● **What the task asks**:
Please rewrite everything from the start of the data down to and including the line that contains "270, 989, 406]", changing "message-bubble-outgoing" to "message-bubble-sent" and leaving all else unchanged.
Start Provided records
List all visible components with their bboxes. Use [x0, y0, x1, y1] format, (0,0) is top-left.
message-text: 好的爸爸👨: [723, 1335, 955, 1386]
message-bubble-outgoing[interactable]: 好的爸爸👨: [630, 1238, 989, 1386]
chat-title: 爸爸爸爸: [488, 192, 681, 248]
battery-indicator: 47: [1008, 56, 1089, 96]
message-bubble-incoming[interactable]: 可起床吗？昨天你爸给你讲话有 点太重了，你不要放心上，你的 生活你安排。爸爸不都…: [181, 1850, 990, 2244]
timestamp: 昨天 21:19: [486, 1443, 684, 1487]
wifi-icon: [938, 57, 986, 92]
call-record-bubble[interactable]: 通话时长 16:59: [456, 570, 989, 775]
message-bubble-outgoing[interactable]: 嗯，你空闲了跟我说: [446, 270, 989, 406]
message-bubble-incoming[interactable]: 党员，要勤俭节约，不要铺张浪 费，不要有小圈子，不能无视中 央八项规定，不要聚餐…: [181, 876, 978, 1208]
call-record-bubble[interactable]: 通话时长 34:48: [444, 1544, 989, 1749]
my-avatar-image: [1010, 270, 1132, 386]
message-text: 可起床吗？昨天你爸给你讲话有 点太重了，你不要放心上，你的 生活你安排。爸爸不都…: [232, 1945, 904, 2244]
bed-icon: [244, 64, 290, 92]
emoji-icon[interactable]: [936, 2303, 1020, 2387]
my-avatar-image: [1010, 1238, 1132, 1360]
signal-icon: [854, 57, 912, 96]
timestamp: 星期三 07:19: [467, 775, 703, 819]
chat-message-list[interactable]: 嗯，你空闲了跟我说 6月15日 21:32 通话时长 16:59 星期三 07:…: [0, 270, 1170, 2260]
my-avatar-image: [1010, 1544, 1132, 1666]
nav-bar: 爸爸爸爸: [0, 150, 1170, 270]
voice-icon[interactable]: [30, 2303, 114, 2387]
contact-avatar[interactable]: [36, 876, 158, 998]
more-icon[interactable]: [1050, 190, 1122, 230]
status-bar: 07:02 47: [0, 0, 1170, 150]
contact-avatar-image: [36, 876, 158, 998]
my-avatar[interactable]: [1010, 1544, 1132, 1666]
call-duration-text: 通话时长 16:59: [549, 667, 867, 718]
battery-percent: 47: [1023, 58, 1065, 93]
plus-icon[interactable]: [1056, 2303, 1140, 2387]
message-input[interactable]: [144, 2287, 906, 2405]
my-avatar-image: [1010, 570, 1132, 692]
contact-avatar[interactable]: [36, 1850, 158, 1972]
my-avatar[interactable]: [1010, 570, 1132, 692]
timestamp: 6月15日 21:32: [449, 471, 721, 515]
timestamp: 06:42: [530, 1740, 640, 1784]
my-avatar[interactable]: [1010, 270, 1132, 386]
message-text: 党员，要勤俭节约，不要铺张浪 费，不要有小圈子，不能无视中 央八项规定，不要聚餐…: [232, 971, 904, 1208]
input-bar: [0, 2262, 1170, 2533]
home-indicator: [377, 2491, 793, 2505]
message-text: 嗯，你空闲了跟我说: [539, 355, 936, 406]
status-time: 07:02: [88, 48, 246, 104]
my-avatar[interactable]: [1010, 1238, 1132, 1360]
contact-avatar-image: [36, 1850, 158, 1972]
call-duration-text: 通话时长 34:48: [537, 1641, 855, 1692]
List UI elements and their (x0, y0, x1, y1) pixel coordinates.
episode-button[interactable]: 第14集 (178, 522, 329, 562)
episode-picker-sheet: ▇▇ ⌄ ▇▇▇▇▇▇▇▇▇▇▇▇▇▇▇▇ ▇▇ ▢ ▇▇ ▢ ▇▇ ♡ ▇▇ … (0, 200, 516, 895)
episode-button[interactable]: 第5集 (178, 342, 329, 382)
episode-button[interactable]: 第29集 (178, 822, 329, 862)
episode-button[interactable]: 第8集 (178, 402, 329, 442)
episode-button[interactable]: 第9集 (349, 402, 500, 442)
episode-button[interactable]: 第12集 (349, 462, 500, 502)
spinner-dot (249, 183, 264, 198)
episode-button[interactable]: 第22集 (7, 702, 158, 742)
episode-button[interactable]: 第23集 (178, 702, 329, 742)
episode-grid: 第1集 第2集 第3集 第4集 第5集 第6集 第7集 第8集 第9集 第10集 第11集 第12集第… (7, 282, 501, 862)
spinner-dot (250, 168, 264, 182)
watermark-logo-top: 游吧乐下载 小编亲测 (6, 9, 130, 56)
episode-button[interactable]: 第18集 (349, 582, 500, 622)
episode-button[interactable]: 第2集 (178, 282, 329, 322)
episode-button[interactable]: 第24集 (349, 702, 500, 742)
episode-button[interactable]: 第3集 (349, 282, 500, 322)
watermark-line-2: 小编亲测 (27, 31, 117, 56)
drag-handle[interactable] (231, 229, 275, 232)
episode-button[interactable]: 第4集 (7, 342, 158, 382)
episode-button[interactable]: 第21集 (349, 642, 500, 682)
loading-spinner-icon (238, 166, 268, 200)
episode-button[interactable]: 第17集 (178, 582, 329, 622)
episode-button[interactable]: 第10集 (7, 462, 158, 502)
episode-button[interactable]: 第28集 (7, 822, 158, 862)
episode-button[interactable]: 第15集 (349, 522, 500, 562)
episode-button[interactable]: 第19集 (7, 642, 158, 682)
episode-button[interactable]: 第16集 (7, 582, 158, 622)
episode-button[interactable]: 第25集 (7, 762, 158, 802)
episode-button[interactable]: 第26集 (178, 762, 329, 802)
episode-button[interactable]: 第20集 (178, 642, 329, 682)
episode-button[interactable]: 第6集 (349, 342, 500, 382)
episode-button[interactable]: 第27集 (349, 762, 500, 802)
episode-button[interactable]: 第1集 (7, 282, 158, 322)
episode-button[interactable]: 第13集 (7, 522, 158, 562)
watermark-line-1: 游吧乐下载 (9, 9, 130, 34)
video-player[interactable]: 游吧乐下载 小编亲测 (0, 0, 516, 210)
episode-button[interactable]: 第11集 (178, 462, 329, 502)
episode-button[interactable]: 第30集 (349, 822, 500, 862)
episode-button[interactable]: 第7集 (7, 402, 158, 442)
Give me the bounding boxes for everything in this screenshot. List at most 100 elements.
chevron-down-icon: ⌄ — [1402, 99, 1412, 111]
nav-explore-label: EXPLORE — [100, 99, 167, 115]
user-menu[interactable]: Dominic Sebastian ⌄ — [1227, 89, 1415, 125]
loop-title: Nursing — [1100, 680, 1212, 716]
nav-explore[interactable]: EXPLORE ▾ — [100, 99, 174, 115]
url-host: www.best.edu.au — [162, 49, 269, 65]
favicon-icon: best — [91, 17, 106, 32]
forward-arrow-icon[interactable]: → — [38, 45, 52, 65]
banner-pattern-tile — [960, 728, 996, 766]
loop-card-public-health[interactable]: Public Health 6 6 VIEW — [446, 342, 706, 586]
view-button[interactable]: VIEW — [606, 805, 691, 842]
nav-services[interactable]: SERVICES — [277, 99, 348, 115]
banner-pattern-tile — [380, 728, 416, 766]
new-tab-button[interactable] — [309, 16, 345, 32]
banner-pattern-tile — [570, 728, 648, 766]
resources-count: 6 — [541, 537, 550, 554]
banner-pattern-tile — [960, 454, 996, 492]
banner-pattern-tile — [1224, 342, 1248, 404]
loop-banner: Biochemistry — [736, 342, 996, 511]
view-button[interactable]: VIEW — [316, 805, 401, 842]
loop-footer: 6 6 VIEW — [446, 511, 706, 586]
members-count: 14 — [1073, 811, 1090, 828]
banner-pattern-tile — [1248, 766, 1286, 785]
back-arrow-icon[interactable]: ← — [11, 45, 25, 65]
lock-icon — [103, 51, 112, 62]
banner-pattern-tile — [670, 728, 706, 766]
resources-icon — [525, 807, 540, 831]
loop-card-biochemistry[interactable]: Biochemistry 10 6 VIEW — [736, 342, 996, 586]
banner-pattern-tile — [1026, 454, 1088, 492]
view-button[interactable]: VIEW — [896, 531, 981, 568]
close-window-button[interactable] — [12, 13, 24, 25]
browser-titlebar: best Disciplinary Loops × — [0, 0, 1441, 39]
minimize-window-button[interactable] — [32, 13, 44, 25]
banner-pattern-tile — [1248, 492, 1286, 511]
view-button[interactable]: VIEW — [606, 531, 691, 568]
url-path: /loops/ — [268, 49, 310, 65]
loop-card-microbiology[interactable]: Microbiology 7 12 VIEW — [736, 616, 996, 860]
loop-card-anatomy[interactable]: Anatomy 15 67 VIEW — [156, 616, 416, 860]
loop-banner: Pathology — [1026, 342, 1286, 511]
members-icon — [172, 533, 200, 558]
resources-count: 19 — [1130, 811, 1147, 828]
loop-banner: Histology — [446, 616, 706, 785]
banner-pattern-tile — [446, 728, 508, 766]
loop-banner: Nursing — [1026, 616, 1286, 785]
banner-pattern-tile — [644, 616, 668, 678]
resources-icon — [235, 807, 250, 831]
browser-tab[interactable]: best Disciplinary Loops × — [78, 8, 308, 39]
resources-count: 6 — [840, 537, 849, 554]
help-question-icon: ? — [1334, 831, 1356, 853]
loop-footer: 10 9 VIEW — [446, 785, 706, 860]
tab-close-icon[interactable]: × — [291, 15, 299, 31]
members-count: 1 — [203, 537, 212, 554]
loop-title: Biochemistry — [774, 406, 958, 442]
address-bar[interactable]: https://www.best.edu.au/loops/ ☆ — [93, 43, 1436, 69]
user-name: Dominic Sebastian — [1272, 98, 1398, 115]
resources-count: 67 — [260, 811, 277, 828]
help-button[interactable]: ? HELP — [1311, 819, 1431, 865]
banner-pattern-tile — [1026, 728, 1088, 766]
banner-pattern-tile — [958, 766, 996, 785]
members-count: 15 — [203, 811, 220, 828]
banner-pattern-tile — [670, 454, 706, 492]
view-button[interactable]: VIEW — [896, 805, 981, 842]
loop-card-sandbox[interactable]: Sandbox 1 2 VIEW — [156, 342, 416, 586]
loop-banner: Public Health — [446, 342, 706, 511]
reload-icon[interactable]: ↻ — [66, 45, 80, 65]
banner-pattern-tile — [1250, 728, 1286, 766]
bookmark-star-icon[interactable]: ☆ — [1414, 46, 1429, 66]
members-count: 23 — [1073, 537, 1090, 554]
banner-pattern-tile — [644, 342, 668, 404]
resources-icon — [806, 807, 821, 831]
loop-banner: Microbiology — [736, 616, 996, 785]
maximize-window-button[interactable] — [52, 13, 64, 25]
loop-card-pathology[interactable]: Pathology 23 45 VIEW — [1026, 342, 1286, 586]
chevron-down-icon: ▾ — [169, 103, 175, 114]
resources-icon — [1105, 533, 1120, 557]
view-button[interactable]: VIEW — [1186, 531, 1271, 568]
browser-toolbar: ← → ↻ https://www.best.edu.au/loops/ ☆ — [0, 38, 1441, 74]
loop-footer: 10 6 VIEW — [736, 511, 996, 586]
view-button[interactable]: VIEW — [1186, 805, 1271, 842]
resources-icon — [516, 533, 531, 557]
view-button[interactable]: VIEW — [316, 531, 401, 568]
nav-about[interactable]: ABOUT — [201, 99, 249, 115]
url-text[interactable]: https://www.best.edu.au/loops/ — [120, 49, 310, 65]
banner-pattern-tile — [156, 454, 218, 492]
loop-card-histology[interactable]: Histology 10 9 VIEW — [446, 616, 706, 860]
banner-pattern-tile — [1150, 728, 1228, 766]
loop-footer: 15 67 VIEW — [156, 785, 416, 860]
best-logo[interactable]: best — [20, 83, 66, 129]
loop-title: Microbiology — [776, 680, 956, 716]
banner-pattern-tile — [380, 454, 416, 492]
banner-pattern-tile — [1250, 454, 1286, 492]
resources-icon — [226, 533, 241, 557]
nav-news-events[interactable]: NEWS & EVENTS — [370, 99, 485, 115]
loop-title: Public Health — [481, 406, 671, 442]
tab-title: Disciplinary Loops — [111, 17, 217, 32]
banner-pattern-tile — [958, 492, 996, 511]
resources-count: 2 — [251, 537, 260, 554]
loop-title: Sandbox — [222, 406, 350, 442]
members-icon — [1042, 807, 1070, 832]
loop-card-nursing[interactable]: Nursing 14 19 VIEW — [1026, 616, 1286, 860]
End Provided records
● **Exercise answer**:
List all visible components with their bboxes. Use [x0, y0, x1, y1] format, (0,0) is top-left.
message-text: 好的爸爸👨: [723, 1335, 955, 1386]
message-bubble-sent[interactable]: 好的爸爸👨: [630, 1238, 989, 1386]
chat-title: 爸爸爸爸: [488, 192, 681, 248]
battery-indicator: 47: [1008, 56, 1089, 96]
message-bubble-incoming[interactable]: 可起床吗？昨天你爸给你讲话有 点太重了，你不要放心上，你的 生活你安排。爸爸不都…: [181, 1850, 990, 2244]
timestamp: 昨天 21:19: [486, 1443, 684, 1487]
wifi-icon: [938, 57, 986, 92]
call-record-bubble[interactable]: 通话时长 16:59: [456, 570, 989, 775]
message-bubble-sent[interactable]: 嗯，你空闲了跟我说: [446, 270, 989, 406]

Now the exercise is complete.